Listing -
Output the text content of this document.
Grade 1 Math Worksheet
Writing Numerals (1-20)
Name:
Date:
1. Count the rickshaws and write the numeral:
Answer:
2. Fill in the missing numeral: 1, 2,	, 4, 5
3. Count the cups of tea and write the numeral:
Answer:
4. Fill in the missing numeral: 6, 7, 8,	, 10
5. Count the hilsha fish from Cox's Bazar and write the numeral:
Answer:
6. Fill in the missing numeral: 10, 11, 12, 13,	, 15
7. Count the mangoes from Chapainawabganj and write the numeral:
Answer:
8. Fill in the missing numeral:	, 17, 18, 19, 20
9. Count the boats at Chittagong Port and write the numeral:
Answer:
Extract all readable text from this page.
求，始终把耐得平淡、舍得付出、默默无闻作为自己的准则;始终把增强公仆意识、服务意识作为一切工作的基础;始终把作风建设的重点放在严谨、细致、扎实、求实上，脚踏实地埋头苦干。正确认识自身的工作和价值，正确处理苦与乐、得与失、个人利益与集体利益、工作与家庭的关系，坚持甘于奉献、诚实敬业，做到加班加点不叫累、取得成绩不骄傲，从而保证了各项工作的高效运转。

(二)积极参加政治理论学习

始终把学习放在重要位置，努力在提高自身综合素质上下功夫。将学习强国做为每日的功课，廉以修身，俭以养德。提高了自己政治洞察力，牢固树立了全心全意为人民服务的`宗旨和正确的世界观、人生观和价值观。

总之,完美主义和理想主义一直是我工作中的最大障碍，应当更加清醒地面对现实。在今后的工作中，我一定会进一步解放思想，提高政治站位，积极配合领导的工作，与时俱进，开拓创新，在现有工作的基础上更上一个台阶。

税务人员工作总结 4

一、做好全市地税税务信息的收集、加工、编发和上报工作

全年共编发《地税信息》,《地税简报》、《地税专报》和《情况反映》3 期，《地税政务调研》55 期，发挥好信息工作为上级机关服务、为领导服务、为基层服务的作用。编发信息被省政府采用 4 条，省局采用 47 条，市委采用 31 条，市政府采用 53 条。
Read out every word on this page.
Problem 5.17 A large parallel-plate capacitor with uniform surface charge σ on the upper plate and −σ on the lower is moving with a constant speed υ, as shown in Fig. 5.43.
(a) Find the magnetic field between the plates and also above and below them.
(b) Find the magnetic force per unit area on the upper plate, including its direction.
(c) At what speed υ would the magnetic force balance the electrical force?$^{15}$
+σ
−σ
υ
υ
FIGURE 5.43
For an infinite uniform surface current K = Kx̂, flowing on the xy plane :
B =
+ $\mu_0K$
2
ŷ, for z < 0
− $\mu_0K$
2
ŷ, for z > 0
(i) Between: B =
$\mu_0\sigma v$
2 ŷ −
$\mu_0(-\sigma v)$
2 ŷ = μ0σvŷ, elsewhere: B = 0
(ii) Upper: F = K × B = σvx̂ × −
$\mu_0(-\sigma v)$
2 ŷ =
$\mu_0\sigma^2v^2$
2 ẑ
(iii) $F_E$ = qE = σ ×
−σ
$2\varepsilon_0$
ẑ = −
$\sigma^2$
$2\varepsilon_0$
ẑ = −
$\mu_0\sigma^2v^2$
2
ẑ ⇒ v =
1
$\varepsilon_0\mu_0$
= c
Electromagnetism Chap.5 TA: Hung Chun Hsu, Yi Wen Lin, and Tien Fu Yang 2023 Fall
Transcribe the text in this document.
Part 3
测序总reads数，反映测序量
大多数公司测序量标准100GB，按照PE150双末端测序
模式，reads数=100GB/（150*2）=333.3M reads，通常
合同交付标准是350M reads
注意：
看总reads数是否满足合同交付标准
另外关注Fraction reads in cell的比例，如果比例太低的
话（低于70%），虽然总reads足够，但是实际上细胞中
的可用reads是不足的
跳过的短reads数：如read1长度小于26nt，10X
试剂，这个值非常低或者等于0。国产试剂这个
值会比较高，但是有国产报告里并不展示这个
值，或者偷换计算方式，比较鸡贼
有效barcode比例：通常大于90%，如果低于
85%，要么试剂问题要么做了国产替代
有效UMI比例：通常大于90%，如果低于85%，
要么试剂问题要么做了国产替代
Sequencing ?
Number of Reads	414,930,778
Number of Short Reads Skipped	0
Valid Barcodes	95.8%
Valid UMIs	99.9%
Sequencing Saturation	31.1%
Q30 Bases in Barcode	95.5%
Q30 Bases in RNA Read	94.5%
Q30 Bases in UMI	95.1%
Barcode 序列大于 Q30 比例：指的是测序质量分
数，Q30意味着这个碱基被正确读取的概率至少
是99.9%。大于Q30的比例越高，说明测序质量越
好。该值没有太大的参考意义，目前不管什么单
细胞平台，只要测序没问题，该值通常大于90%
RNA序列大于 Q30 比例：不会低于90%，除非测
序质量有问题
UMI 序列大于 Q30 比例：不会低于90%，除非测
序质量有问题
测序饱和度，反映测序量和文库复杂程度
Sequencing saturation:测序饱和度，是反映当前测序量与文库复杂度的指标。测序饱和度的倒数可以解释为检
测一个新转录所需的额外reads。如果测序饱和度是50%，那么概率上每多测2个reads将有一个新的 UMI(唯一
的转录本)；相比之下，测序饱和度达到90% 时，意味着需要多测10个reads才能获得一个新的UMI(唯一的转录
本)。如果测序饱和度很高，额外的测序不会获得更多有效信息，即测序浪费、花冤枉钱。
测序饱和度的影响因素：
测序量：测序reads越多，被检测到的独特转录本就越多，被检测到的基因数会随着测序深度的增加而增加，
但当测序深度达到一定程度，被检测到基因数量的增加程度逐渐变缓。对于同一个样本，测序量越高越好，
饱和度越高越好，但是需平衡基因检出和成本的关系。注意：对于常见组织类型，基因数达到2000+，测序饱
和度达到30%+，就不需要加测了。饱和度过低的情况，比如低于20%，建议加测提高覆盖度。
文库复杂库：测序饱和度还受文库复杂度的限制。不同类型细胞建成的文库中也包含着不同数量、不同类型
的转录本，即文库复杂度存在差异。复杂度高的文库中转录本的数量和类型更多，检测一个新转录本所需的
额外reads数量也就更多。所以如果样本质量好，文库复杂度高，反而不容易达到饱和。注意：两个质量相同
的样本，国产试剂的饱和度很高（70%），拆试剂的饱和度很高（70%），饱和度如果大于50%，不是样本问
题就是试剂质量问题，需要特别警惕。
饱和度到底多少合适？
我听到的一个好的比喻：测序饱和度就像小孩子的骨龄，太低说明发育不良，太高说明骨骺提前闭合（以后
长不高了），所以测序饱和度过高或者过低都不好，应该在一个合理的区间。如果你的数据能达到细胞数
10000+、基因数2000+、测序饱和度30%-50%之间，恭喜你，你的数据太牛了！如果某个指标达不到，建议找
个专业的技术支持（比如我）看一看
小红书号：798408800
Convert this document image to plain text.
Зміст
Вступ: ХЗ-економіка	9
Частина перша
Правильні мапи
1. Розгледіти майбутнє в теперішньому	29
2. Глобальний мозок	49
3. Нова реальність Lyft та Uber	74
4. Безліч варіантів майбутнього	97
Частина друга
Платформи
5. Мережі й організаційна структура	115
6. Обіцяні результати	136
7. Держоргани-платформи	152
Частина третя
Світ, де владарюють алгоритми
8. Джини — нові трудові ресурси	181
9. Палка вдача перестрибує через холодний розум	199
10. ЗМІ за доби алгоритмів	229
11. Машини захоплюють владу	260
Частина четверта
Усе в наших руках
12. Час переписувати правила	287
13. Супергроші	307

Exercise aim -
Repeat the data precisely, reproducing every entry.

Exercise result -
Output the text content of this document.
Grade 1 Math Worksheet
Writing Numerals (1-20)
Name:
Date:
1. Count the rickshaws and write the numeral:
Answer:
2. Fill in the missing numeral: 1, 2,	, 4, 5
3. Count the cups of tea and write the numeral:
Answer:
4. Fill in the missing numeral: 6, 7, 8,	, 10
5. Count the hilsha fish from Cox's Bazar and write the numeral:
Answer:
6. Fill in the missing numeral: 10, 11, 12, 13,	, 15
7. Count the mangoes from Chapainawabganj and write the numeral:
Answer:
8. Fill in the missing numeral:	, 17, 18, 19, 20
9. Count the boats at Chittagong Port and write the numeral:
Answer:
Extract all readable text from this page.
求，始终把耐得平淡、舍得付出、默默无闻作为自己的准则;始终把增强公仆意识、服务意识作为一切工作的基础;始终把作风建设的重点放在严谨、细致、扎实、求实上，脚踏实地埋头苦干。正确认识自身的工作和价值，正确处理苦与乐、得与失、个人利益与集体利益、工作与家庭的关系，坚持甘于奉献、诚实敬业，做到加班加点不叫累、取得成绩不骄傲，从而保证了各项工作的高效运转。

(二)积极参加政治理论学习

始终把学习放在重要位置，努力在提高自身综合素质上下功夫。将学习强国做为每日的功课，廉以修身，俭以养德。提高了自己政治洞察力，牢固树立了全心全意为人民服务的`宗旨和正确的世界观、人生观和价值观。

总之,完美主义和理想主义一直是我工作中的最大障碍，应当更加清醒地面对现实。在今后的工作中，我一定会进一步解放思想，提高政治站位，积极配合领导的工作，与时俱进，开拓创新，在现有工作的基础上更上一个台阶。

税务人员工作总结 4

一、做好全市地税税务信息的收集、加工、编发和上报工作

全年共编发《地税信息》,《地税简报》、《地税专报》和《情况反映》3 期，《地税政务调研》55 期，发挥好信息工作为上级机关服务、为领导服务、为基层服务的作用。编发信息被省政府采用 4 条，省局采用 47 条，市委采用 31 条，市政府采用 53 条。
Read out every word on this page.
Problem 5.17 A large parallel-plate capacitor with uniform surface charge σ on the upper plate and −σ on the lower is moving with a constant speed υ, as shown in Fig. 5.43.
(a) Find the magnetic field between the plates and also above and below them.
(b) Find the magnetic force per unit area on the upper plate, including its direction.
(c) At what speed υ would the magnetic force balance the electrical force?$^{15}$
+σ
−σ
υ
υ
FIGURE 5.43
For an infinite uniform surface current K = Kx̂, flowing on the xy plane :
B =
+ $\mu_0K$
2
ŷ, for z < 0
− $\mu_0K$
2
ŷ, for z > 0
(i) Between: B =
$\mu_0\sigma v$
2 ŷ −
$\mu_0(-\sigma v)$
2 ŷ = μ0σvŷ, elsewhere: B = 0
(ii) Upper: F = K × B = σvx̂ × −
$\mu_0(-\sigma v)$
2 ŷ =
$\mu_0\sigma^2v^2$
2 ẑ
(iii) $F_E$ = qE = σ ×
−σ
$2\varepsilon_0$
ẑ = −
$\sigma^2$
$2\varepsilon_0$
ẑ = −
$\mu_0\sigma^2v^2$
2
ẑ ⇒ v =
1
$\varepsilon_0\mu_0$
= c
Electromagnetism Chap.5 TA: Hung Chun Hsu, Yi Wen Lin, and Tien Fu Yang 2023 Fall
Transcribe the text in this document.
Part 3
测序总reads数，反映测序量
大多数公司测序量标准100GB，按照PE150双末端测序
模式，reads数=100GB/（150*2）=333.3M reads，通常
合同交付标准是350M reads
注意：
看总reads数是否满足合同交付标准
另外关注Fraction reads in cell的比例，如果比例太低的
话（低于70%），虽然总reads足够，但是实际上细胞中
的可用reads是不足的
跳过的短reads数：如read1长度小于26nt，10X
试剂，这个值非常低或者等于0。国产试剂这个
值会比较高，但是有国产报告里并不展示这个
值，或者偷换计算方式，比较鸡贼
有效barcode比例：通常大于90%，如果低于
85%，要么试剂问题要么做了国产替代
有效UMI比例：通常大于90%，如果低于85%，
要么试剂问题要么做了国产替代
Sequencing ?
Number of Reads	414,930,778
Number of Short Reads Skipped	0
Valid Barcodes	95.8%
Valid UMIs	99.9%
Sequencing Saturation	31.1%
Q30 Bases in Barcode	95.5%
Q30 Bases in RNA Read	94.5%
Q30 Bases in UMI	95.1%
Barcode 序列大于 Q30 比例：指的是测序质量分
数，Q30意味着这个碱基被正确读取的概率至少
是99.9%。大于Q30的比例越高，说明测序质量越
好。该值没有太大的参考意义，目前不管什么单
细胞平台，只要测序没问题，该值通常大于90%
RNA序列大于 Q30 比例：不会低于90%，除非测
序质量有问题
UMI 序列大于 Q30 比例：不会低于90%，除非测
序质量有问题
测序饱和度，反映测序量和文库复杂程度
Sequencing saturation:测序饱和度，是反映当前测序量与文库复杂度的指标。测序饱和度的倒数可以解释为检
测一个新转录所需的额外reads。如果测序饱和度是50%，那么概率上每多测2个reads将有一个新的 UMI(唯一
的转录本)；相比之下，测序饱和度达到90% 时，意味着需要多测10个reads才能获得一个新的UMI(唯一的转录
本)。如果测序饱和度很高，额外的测序不会获得更多有效信息，即测序浪费、花冤枉钱。
测序饱和度的影响因素：
测序量：测序reads越多，被检测到的独特转录本就越多，被检测到的基因数会随着测序深度的增加而增加，
但当测序深度达到一定程度，被检测到基因数量的增加程度逐渐变缓。对于同一个样本，测序量越高越好，
饱和度越高越好，但是需平衡基因检出和成本的关系。注意：对于常见组织类型，基因数达到2000+，测序饱
和度达到30%+，就不需要加测了。饱和度过低的情况，比如低于20%，建议加测提高覆盖度。
文库复杂库：测序饱和度还受文库复杂度的限制。不同类型细胞建成的文库中也包含着不同数量、不同类型
的转录本，即文库复杂度存在差异。复杂度高的文库中转录本的数量和类型更多，检测一个新转录本所需的
额外reads数量也就更多。所以如果样本质量好，文库复杂度高，反而不容易达到饱和。注意：两个质量相同
的样本，国产试剂的饱和度很高（70%），拆试剂的饱和度很高（70%），饱和度如果大于50%，不是样本问
题就是试剂质量问题，需要特别警惕。
饱和度到底多少合适？
我听到的一个好的比喻：测序饱和度就像小孩子的骨龄，太低说明发育不良，太高说明骨骺提前闭合（以后
长不高了），所以测序饱和度过高或者过低都不好，应该在一个合理的区间。如果你的数据能达到细胞数
10000+、基因数2000+、测序饱和度30%-50%之间，恭喜你，你的数据太牛了！如果某个指标达不到，建议找
个专业的技术支持（比如我）看一看
小红书号：798408800
Convert this document image to plain text.
Зміст
Вступ: ХЗ-економіка	9
Частина перша
Правильні мапи
1. Розгледіти майбутнє в теперішньому	29
2. Глобальний мозок	49
3. Нова реальність Lyft та Uber	74
4. Безліч варіантів майбутнього	97
Частина друга
Платформи
5. Мережі й організаційна структура	115
6. Обіцяні результати	136
7. Держоргани-платформи	152
Частина третя
Світ, де владарюють алгоритми
8. Джини — нові трудові ресурси	181
9. Палка вдача перестрибує через холодний розум	199
10. ЗМІ за доби алгоритмів	229
11. Машини захоплюють владу	260
Частина четверта
Усе в наших руках
12. Час переписувати правила	287
13. Супергроші	307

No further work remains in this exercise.